____ SELECTED TEXT
CF 105791I - Intense Duel
Two players alternate climbing a coconut tree. On the first climb Samuell takes a fixed amount $x$, and on the second climb Lleumas takes $y$.
Rating: -
Tags: -
Solve time: 49s
Verified: yes
Solution
Problem Understanding
Two players alternate climbing a coconut tree. On the first climb Samuell takes a fixed amount $x$, and on the second climb Lleumas takes $y$. From the third climb onward, each player changes their strategy: on every new climb, a player takes exactly what they took on their previous climb plus what the other player took on their previous climb.
This defines two evolving sequences of values. One sequence corresponds to Samuell’s yields, the other to Lleumas’s yields. The task is not to simulate these values directly, because the number of climbs $n$ can be extremely large, up to $10^{18}$. Instead, we must determine who performs the $n$-th climb and how many coconuts they pick on that climb, modulo $10^9 + 7$.
________
____ ENTRIES
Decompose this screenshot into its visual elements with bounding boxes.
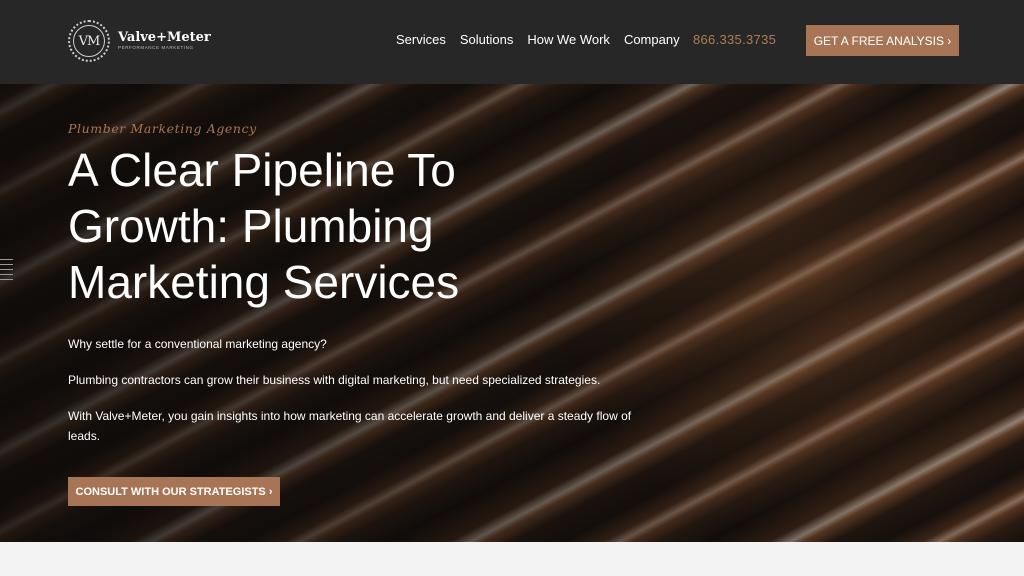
logo[interactable]: VM Valve+Meter PERFORMANCE MARKETING — [68, 20, 211, 62]
nav-item-services[interactable]: Services — [396, 32, 446, 47]
hero-background-image — [544, 84, 1024, 542]
nav-item-solutions[interactable]: Solutions — [460, 32, 513, 47]
hero-title: A Clear Pipeline To Growth: Plumbing Mar… — [68, 144, 460, 308]
hero-paragraph: Plumbing contractors can grow their busi… — [68, 373, 601, 387]
hero-paragraph: With Valve+Meter, you gain insights into… — [68, 409, 632, 443]
logo-name: Valve+Meter — [118, 30, 211, 46]
logo-monogram-icon: VM — [68, 20, 110, 62]
main-nav: Services Solutions How We Work Company — [396, 32, 694, 47]
nav-item-how-we-work[interactable]: How We Work — [527, 32, 610, 47]
logo-monogram: VM — [73, 25, 105, 57]
site-header: VM Valve+Meter PERFORMANCE MARKETING Ser… — [0, 0, 1024, 84]
next-section — [0, 542, 1024, 576]
hero-eyebrow: Plumber Marketing Agency — [68, 121, 257, 136]
logo-wordmark: Valve+Meter PERFORMANCE MARKETING — [118, 31, 211, 51]
logo-tagline: PERFORMANCE MARKETING — [118, 45, 194, 51]
hero-section: Plumber Marketing Agency A Clear Pipelin… — [0, 84, 1024, 542]
free-analysis-button[interactable]: GET A FREE ANALYSIS › — [806, 25, 959, 56]
consult-strategists-button[interactable]: CONSULT WITH OUR STRATEGISTS › — [68, 477, 280, 506]
side-menu-lines-icon[interactable] — [0, 259, 13, 284]
hero-paragraph: Why settle for a conventional marketing … — [68, 337, 327, 351]
nav-item-company[interactable]: Company — [624, 32, 680, 47]
phone-link[interactable]: 866.335.3735 — [693, 32, 776, 47]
________
TO-DO LIST »
[a] Turn the lines of the listing into a numbered list, starting with the line that contains "logo[interactable]: VM Valve+Meter" and going on through the line that contains "side-menu-lines-icon[interactable] — [0, 259, 13, 284]", with blank lines left out.
[b] Go on with the solution write-up for the coconut-climbing duel, beginning after its last sentence.

EXPECTED RESULTS »
[a]
1. logo[interactable]: VM Valve+Meter PERFORMANCE MARKETING — [68, 20, 211, 62]
2. nav-item-services[interactable]: Services — [396, 32, 446, 47]
3. hero-background-image — [544, 84, 1024, 542]
4. nav-item-solutions[interactable]: Solutions — [460, 32, 513, 47]
5. hero-title: A Clear Pipeline To Growth: Plumbing Mar… — [68, 144, 460, 308]
6. hero-paragraph: Plumbing contractors can grow their busi… — [68, 373, 601, 387]
7. hero-paragraph: With Valve+Meter, you gain insights into… — [68, 409, 632, 443]
8. logo-name: Valve+Meter — [118, 30, 211, 46]
9. logo-monogram-icon: VM — [68, 20, 110, 62]
10. main-nav: Services Solutions How We Work Company — [396, 32, 694, 47]
11. nav-item-how-we-work[interactable]: How We Work — [527, 32, 610, 47]
12. logo-monogram: VM — [73, 25, 105, 57]
13. site-header: VM Valve+Meter PERFORMANCE MARKETING Ser… — [0, 0, 1024, 84]
14. next-section — [0, 542, 1024, 576]
15. hero-eyebrow: Plumber Marketing Agency — [68, 121, 257, 136]
16. logo-wordmark: Valve+Meter PERFORMANCE MARKETING — [118, 31, 211, 51]
17. logo-tagline: PERFORMANCE MARKETING — [118, 45, 194, 51]
18. hero-section: Plumber Marketing Agency A Clear Pipelin… — [0, 84, 1024, 542]
19. free-analysis-button[interactable]: GET A FREE ANALYSIS › — [806, 25, 959, 56]
20. consult-strategists-button[interactable]: CONSULT WITH OUR STRATEGISTS › — [68, 477, 280, 506]
21. side-menu-lines-icon[interactable] — [0, 259, 13, 284]

[b]
The alternating structure immediately gives the identity of the climber: odd indices correspond to Samuell, even indices correspond to Lleumas. The real difficulty lies in computing the values after many transitions without iterating step by step.
A naive simulation would update both sequences for every step up to $n$. That is impossible for $n = 10^{18}$, since even $10^7$ operations would already be borderline under strict limits. The recurrence must be collapsed into a closed form.
Edge cases appear when $n = 1$ or when one or both initial values are zero. For example, if $x = 0$ and $y = 5$, then the second step immediately becomes $5$, and after that everything grows deterministically. A careless attempt that assumes a uniform formula for all $n$ would incorrectly apply exponentiation to the first step as well.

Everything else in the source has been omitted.